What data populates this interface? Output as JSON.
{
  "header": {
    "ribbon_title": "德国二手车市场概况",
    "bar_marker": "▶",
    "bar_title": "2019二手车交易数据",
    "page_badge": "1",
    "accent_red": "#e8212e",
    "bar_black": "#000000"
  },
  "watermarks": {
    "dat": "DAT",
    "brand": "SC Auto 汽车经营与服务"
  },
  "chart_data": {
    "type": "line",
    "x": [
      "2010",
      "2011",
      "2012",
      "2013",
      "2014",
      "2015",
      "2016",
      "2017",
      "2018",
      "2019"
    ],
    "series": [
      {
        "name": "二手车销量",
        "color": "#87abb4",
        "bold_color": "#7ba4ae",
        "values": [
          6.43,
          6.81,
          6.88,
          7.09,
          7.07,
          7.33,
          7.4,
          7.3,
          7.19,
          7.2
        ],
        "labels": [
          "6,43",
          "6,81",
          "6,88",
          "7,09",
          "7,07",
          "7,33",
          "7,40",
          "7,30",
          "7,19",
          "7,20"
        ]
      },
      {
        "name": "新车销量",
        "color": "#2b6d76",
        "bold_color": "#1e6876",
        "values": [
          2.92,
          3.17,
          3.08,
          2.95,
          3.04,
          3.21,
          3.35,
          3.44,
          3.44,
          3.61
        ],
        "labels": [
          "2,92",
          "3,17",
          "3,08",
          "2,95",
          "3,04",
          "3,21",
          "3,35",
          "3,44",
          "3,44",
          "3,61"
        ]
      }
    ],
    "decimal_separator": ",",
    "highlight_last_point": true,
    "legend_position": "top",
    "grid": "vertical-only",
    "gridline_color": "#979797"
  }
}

- [Direction]: Write out every entry again, keeping each line exactly the same.

- [Result]:
What data populates this interface? Output as JSON.
{
  "header": {
    "ribbon_title": "德国二手车市场概况",
    "bar_marker": "▶",
    "bar_title": "2019二手车交易数据",
    "page_badge": "1",
    "accent_red": "#e8212e",
    "bar_black": "#000000"
  },
  "watermarks": {
    "dat": "DAT",
    "brand": "SC Auto 汽车经营与服务"
  },
  "chart_data": {
    "type": "line",
    "x": [
      "2010",
      "2011",
      "2012",
      "2013",
      "2014",
      "2015",
      "2016",
      "2017",
      "2018",
      "2019"
    ],
    "series": [
      {
        "name": "二手车销量",
        "color": "#87abb4",
        "bold_color": "#7ba4ae",
        "values": [
          6.43,
          6.81,
          6.88,
          7.09,
          7.07,
          7.33,
          7.4,
          7.3,
          7.19,
          7.2
        ],
        "labels": [
          "6,43",
          "6,81",
          "6,88",
          "7,09",
          "7,07",
          "7,33",
          "7,40",
          "7,30",
          "7,19",
          "7,20"
        ]
      },
      {
        "name": "新车销量",
        "color": "#2b6d76",
        "bold_color": "#1e6876",
        "values": [
          2.92,
          3.17,
          3.08,
          2.95,
          3.04,
          3.21,
          3.35,
          3.44,
          3.44,
          3.61
        ],
        "labels": [
          "2,92",
          "3,17",
          "3,08",
          "2,95",
          "3,04",
          "3,21",
          "3,35",
          "3,44",
          "3,44",
          "3,61"
        ]
      }
    ],
    "decimal_separator": ",",
    "highlight_last_point": true,
    "legend_position": "top",
    "grid": "vertical-only",
    "gridline_color": "#979797"
  }
}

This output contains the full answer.